### [Work to do]
Pictures stay out of the copy; set down each line of the listing below exactly.

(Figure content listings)
::::
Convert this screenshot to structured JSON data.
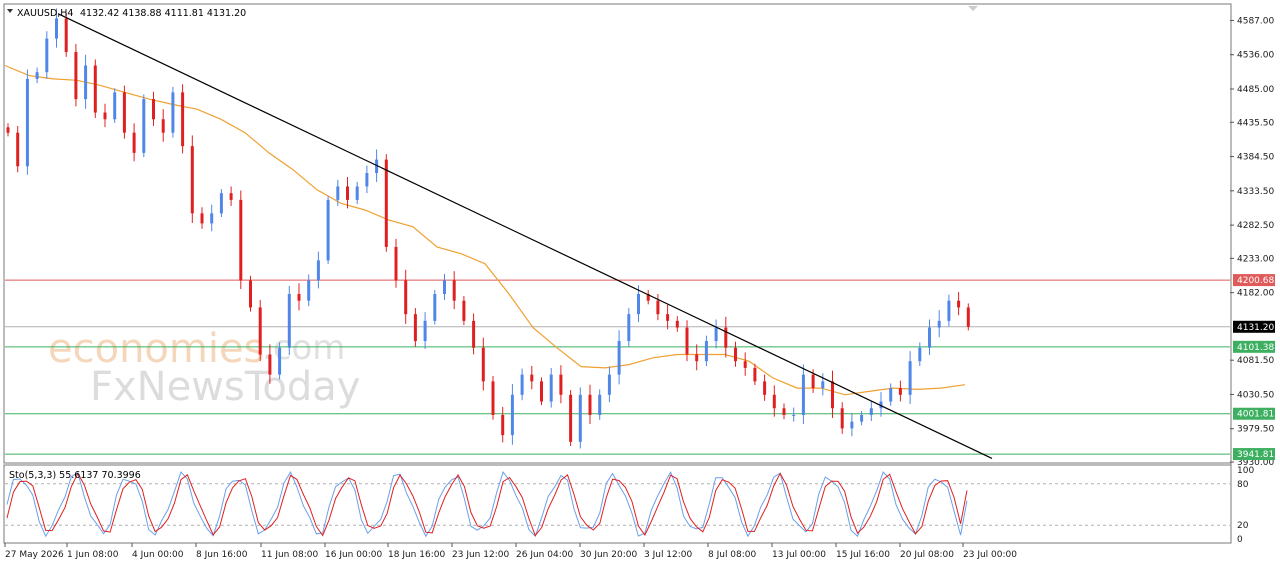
{
  "header": {
    "menu_icon": "triangle-down-icon",
    "symbol": "XAUUSD,H4",
    "ohlc": "4132.42 4138.88 4111.81 4131.20"
  },
  "watermark": {
    "line1_left": "economies",
    "line1_right": ".com",
    "line2": "FxNewsToday"
  },
  "indicator_label": "Sto(5,3,3) 55.6137 70.3996",
  "colors": {
    "bull": "#4f86e8",
    "bear": "#e02020",
    "ma": "#f0a030",
    "resistance": "#e05a5a",
    "support": "#3cb060",
    "price_tag": "#000000",
    "stoch_main": "#6aa0ea",
    "stoch_signal": "#e02020"
  },
  "chart_data": {
    "type": "candlestick",
    "symbol": "XAUUSD",
    "timeframe": "H4",
    "ylim": [
      3930.0,
      4610.0
    ],
    "y_ticks": [
      "4587.00",
      "4536.00",
      "4485.00",
      "4435.50",
      "4384.50",
      "4333.50",
      "4282.50",
      "4233.00",
      "4182.00",
      "4081.50",
      "4030.50",
      "3979.50",
      "3930.00"
    ],
    "x_ticks": [
      "27 May 2026",
      "1 Jun 08:00",
      "4 Jun 00:00",
      "8 Jun 16:00",
      "11 Jun 08:00",
      "16 Jun 00:00",
      "18 Jun 16:00",
      "23 Jun 12:00",
      "26 Jun 04:00",
      "30 Jun 20:00",
      "3 Jul 12:00",
      "8 Jul 08:00",
      "13 Jul 00:00",
      "15 Jul 16:00",
      "20 Jul 08:00",
      "23 Jul 00:00"
    ],
    "close_path": [
      4420,
      4370,
      4500,
      4510,
      4560,
      4590,
      4540,
      4470,
      4520,
      4450,
      4440,
      4480,
      4420,
      4390,
      4470,
      4440,
      4420,
      4480,
      4400,
      4300,
      4285,
      4300,
      4330,
      4320,
      4200,
      4160,
      4090,
      4060,
      4100,
      4180,
      4170,
      4200,
      4230,
      4320,
      4340,
      4320,
      4340,
      4360,
      4380,
      4250,
      4200,
      4150,
      4110,
      4140,
      4180,
      4200,
      4170,
      4140,
      4100,
      4050,
      4000,
      3970,
      4030,
      4060,
      4050,
      4020,
      4060,
      4030,
      3960,
      4030,
      4000,
      4030,
      4060,
      4110,
      4150,
      4180,
      4170,
      4150,
      4140,
      4130,
      4090,
      4080,
      4110,
      4130,
      4100,
      4080,
      4070,
      4050,
      4030,
      4010,
      4000,
      4000,
      4060,
      4040,
      4050,
      4010,
      3980,
      3990,
      4000,
      4010,
      4020,
      4040,
      4030,
      4080,
      4100,
      4130,
      4140,
      4170,
      4160,
      4131.2
    ],
    "ma_path": [
      4520,
      4505,
      4500,
      4498,
      4490,
      4480,
      4470,
      4462,
      4455,
      4440,
      4420,
      4390,
      4365,
      4335,
      4315,
      4305,
      4290,
      4280,
      4250,
      4240,
      4225,
      4180,
      4130,
      4100,
      4072,
      4070,
      4075,
      4085,
      4090,
      4090,
      4090,
      4080,
      4055,
      4040,
      4040,
      4030,
      4035,
      4040,
      4038,
      4040,
      4045
    ],
    "trendline": {
      "from": {
        "bar": 0,
        "price": 4600
      },
      "to": {
        "bar": 99,
        "price": 3965
      }
    },
    "levels": [
      {
        "price": 4200.68,
        "label": "4200.68",
        "kind": "resistance"
      },
      {
        "price": 4131.2,
        "label": "4131.20",
        "kind": "current"
      },
      {
        "price": 4101.38,
        "label": "4101.38",
        "kind": "support"
      },
      {
        "price": 4001.81,
        "label": "4001.81",
        "kind": "support"
      },
      {
        "price": 3941.81,
        "label": "3941.81",
        "kind": "support"
      }
    ],
    "stochastic": {
      "k": 55.6137,
      "d": 70.3996,
      "ylim": [
        0,
        100
      ],
      "y_ticks": [
        "100",
        "80",
        "20",
        "0"
      ],
      "levels": [
        80,
        20
      ]
    }
  }
}
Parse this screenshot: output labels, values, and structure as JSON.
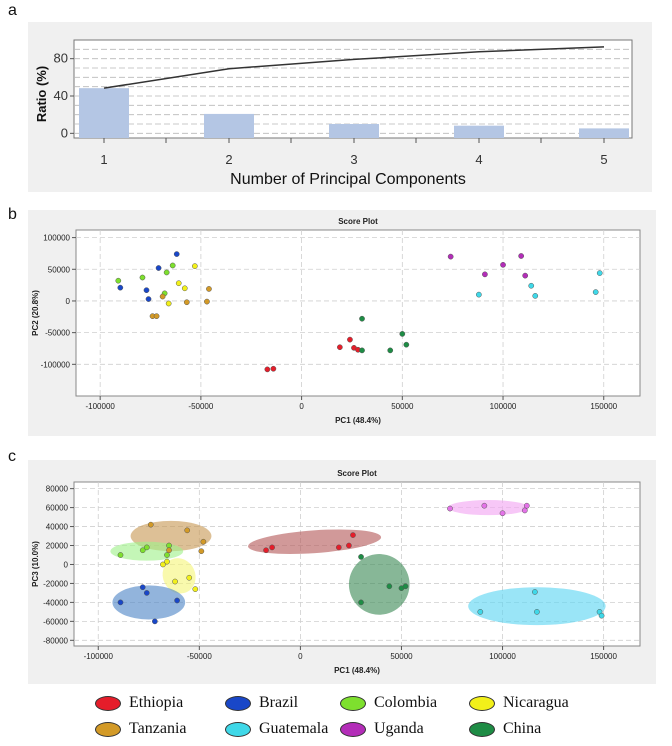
::::
### [Task answer]
Convert this screenshot to structured JSON data.
{
  "header": {
    "menu_icon": "triangle-down-icon",
    "symbol": "XAUUSD,H4",
    "ohlc": "4132.42 4138.88 4111.81 4131.20"
  },
  "watermark": {
    "line1_left": "economies",
    "line1_right": ".com",
    "line2": "FxNewsToday"
  },
  "indicator_label": "Sto(5,3,3) 55.6137 70.3996",
  "colors": {
    "bull": "#4f86e8",
    "bear": "#e02020",
    "ma": "#f0a030",
    "resistance": "#e05a5a",
    "support": "#3cb060",
    "price_tag": "#000000",
    "stoch_main": "#6aa0ea",
    "stoch_signal": "#e02020"
  },
  "chart_data": {
    "type": "candlestick",
    "symbol": "XAUUSD",
    "timeframe": "H4",
    "ylim": [
      3930.0,
      4610.0
    ],
    "y_ticks": [
      "4587.00",
      "4536.00",
      "4485.00",
      "4435.50",
      "4384.50",
      "4333.50",
      "4282.50",
      "4233.00",
      "4182.00",
      "4081.50",
      "4030.50",
      "3979.50",
      "3930.00"
    ],
    "x_ticks": [
      "27 May 2026",
      "1 Jun 08:00",
      "4 Jun 00:00",
      "8 Jun 16:00",
      "11 Jun 08:00",
      "16 Jun 00:00",
      "18 Jun 16:00",
      "23 Jun 12:00",
      "26 Jun 04:00",
      "30 Jun 20:00",
      "3 Jul 12:00",
      "8 Jul 08:00",
      "13 Jul 00:00",
      "15 Jul 16:00",
      "20 Jul 08:00",
      "23 Jul 00:00"
    ],
    "close_path": [
      4420,
      4370,
      4500,
      4510,
      4560,
      4590,
      4540,
      4470,
      4520,
      4450,
      4440,
      4480,
      4420,
      4390,
      4470,
      4440,
      4420,
      4480,
      4400,
      4300,
      4285,
      4300,
      4330,
      4320,
      4200,
      4160,
      4090,
      4060,
      4100,
      4180,
      4170,
      4200,
      4230,
      4320,
      4340,
      4320,
      4340,
      4360,
      4380,
      4250,
      4200,
      4150,
      4110,
      4140,
      4180,
      4200,
      4170,
      4140,
      4100,
      4050,
      4000,
      3970,
      4030,
      4060,
      4050,
      4020,
      4060,
      4030,
      3960,
      4030,
      4000,
      4030,
      4060,
      4110,
      4150,
      4180,
      4170,
      4150,
      4140,
      4130,
      4090,
      4080,
      4110,
      4130,
      4100,
      4080,
      4070,
      4050,
      4030,
      4010,
      4000,
      4000,
      4060,
      4040,
      4050,
      4010,
      3980,
      3990,
      4000,
      4010,
      4020,
      4040,
      4030,
      4080,
      4100,
      4130,
      4140,
      4170,
      4160,
      4131.2
    ],
    "ma_path": [
      4520,
      4505,
      4500,
      4498,
      4490,
      4480,
      4470,
      4462,
      4455,
      4440,
      4420,
      4390,
      4365,
      4335,
      4315,
      4305,
      4290,
      4280,
      4250,
      4240,
      4225,
      4180,
      4130,
      4100,
      4072,
      4070,
      4075,
      4085,
      4090,
      4090,
      4090,
      4080,
      4055,
      4040,
      4040,
      4030,
      4035,
      4040,
      4038,
      4040,
      4045
    ],
    "trendline": {
      "from": {
        "bar": 0,
        "price": 4600
      },
      "to": {
        "bar": 99,
        "price": 3965
      }
    },
    "levels": [
      {
        "price": 4200.68,
        "label": "4200.68",
        "kind": "resistance"
      },
      {
        "price": 4131.2,
        "label": "4131.20",
        "kind": "current"
      },
      {
        "price": 4101.38,
        "label": "4101.38",
        "kind": "support"
      },
      {
        "price": 4001.81,
        "label": "4001.81",
        "kind": "support"
      },
      {
        "price": 3941.81,
        "label": "3941.81",
        "kind": "support"
      }
    ],
    "stochastic": {
      "k": 55.6137,
      "d": 70.3996,
      "ylim": [
        0,
        100
      ],
      "y_ticks": [
        "100",
        "80",
        "20",
        "0"
      ],
      "levels": [
        80,
        20
      ]
    }
  }
}
Parse this screenshot: output labels, values, and structure as JSON.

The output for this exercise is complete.